Output solely the number of lines containing the string "Interaction".

Data records:

————

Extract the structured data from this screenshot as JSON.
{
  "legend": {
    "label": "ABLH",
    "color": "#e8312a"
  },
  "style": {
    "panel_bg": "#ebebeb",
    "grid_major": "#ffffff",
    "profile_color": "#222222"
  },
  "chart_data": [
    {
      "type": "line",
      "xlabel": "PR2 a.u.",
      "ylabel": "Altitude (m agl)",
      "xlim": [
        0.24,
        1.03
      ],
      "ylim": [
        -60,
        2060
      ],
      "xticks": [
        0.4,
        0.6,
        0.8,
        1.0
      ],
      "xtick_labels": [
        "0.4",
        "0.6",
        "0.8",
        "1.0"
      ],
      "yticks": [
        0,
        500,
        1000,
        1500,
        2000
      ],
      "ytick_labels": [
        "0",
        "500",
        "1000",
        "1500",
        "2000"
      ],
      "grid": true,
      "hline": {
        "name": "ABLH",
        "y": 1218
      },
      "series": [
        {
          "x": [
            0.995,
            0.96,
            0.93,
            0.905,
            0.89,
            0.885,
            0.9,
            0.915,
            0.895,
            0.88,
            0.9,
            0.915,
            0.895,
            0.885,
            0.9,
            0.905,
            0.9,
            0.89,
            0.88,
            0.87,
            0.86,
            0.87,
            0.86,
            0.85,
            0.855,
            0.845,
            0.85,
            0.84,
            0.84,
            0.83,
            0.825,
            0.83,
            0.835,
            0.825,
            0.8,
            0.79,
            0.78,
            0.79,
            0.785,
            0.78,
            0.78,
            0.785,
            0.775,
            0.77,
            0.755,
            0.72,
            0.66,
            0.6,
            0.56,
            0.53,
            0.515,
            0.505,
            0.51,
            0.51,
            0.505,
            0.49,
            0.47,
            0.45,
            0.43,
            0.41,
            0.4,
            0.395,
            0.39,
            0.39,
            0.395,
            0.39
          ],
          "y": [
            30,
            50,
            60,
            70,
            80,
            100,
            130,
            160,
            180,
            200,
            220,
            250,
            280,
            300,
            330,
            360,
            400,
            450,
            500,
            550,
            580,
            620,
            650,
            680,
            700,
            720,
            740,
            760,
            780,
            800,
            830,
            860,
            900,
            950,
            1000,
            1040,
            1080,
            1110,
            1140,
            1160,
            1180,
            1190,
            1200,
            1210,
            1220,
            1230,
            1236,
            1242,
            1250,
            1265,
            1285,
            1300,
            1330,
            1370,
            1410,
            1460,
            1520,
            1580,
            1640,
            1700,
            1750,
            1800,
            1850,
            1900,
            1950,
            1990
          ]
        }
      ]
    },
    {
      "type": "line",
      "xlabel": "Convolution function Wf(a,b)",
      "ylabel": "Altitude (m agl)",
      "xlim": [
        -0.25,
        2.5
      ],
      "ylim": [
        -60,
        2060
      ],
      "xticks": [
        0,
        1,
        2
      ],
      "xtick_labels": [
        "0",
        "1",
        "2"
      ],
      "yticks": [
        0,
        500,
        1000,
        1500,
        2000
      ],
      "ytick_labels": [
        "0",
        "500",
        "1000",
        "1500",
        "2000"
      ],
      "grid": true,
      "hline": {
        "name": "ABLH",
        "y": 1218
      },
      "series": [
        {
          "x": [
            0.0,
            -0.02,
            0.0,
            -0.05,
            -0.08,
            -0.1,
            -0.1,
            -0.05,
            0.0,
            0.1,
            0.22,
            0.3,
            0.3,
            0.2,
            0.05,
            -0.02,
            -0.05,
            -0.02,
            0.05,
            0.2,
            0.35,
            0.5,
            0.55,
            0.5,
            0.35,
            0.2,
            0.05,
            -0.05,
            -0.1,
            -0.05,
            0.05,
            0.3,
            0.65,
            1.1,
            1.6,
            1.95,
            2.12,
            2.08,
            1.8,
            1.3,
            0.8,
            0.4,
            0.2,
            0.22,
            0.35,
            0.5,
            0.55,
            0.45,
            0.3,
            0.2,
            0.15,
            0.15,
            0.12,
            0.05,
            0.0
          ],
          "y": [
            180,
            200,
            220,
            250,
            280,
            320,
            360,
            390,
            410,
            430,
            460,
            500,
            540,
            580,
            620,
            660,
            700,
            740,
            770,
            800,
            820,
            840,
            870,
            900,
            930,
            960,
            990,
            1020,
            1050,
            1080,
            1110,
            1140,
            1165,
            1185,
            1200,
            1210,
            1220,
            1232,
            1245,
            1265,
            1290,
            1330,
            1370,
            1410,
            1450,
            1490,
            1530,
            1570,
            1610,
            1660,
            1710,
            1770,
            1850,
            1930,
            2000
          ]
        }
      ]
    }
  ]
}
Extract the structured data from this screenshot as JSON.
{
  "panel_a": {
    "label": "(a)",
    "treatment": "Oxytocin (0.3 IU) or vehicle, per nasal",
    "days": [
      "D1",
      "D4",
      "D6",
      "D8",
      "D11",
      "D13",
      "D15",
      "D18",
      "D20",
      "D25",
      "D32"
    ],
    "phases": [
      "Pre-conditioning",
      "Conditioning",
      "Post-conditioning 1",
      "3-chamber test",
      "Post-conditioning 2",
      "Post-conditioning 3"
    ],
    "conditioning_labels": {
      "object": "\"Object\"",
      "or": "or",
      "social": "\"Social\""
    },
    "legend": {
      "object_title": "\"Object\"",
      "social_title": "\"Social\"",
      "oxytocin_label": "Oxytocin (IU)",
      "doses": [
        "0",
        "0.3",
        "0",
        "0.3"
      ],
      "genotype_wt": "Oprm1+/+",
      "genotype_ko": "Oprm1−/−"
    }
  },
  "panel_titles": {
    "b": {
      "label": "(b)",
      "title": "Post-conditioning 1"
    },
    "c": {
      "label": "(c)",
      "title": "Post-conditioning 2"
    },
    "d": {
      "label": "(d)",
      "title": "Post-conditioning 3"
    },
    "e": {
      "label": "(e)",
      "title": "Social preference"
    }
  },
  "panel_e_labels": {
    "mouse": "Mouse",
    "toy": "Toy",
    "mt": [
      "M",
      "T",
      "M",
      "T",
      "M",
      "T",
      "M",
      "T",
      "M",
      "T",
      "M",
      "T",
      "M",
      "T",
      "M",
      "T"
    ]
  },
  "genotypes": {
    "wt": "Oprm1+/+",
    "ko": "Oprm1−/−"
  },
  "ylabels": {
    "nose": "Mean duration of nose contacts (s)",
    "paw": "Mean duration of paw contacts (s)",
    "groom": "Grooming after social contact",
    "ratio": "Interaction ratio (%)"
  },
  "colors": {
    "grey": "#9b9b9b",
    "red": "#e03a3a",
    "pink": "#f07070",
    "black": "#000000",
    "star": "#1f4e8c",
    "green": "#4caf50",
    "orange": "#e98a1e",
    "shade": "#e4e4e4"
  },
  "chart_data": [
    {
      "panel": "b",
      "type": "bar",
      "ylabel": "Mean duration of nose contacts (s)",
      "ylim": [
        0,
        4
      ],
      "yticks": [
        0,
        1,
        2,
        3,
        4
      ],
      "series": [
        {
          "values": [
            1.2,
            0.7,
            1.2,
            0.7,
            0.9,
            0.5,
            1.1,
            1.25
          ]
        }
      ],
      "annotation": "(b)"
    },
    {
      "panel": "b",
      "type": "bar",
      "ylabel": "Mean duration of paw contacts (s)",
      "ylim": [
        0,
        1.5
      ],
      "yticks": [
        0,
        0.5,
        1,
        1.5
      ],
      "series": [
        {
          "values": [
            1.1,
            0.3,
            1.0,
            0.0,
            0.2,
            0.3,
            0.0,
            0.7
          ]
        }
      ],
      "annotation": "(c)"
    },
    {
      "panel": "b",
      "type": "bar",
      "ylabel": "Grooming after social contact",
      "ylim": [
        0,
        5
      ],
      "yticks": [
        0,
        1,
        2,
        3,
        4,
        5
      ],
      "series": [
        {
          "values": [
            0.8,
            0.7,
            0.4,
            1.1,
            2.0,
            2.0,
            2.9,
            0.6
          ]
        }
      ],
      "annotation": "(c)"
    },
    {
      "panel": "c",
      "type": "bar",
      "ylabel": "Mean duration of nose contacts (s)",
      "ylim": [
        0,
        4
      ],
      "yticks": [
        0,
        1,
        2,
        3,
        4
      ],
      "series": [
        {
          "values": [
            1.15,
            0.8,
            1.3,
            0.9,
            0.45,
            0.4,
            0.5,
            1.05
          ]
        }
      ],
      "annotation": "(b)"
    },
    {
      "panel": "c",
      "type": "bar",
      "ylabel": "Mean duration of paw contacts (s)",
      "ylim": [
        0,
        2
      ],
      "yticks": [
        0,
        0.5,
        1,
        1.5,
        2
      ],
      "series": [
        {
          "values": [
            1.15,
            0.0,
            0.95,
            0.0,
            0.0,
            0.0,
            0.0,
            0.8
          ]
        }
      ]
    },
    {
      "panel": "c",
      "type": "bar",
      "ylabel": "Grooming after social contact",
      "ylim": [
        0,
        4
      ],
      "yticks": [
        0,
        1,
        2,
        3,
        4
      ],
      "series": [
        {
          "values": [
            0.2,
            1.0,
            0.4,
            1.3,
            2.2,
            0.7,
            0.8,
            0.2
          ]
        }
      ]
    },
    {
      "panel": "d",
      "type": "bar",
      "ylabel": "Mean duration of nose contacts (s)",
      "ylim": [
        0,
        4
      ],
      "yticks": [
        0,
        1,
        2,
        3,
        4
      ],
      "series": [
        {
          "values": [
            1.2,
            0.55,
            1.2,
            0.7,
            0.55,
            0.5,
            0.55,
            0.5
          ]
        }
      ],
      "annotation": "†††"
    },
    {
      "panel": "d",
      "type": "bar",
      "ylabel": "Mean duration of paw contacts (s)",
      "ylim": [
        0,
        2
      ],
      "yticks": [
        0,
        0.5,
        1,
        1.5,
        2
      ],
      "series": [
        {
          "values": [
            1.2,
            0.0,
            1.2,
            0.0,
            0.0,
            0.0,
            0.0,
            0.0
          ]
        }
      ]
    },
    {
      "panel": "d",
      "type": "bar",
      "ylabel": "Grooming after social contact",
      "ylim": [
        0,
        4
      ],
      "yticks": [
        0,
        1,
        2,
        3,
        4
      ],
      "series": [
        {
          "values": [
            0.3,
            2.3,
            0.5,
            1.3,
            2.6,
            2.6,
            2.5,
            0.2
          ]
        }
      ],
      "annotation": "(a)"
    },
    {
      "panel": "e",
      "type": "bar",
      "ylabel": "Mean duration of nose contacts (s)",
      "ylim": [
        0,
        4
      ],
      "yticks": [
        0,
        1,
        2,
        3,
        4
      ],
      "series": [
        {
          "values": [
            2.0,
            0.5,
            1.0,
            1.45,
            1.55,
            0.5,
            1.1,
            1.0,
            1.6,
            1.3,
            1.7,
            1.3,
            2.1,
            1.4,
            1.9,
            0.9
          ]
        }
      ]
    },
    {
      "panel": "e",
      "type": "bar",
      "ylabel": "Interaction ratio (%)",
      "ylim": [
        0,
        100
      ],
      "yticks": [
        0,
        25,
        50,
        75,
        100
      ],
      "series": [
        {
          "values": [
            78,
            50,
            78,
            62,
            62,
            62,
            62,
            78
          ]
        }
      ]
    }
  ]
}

————

RESPONSE TO THIS TASK: 2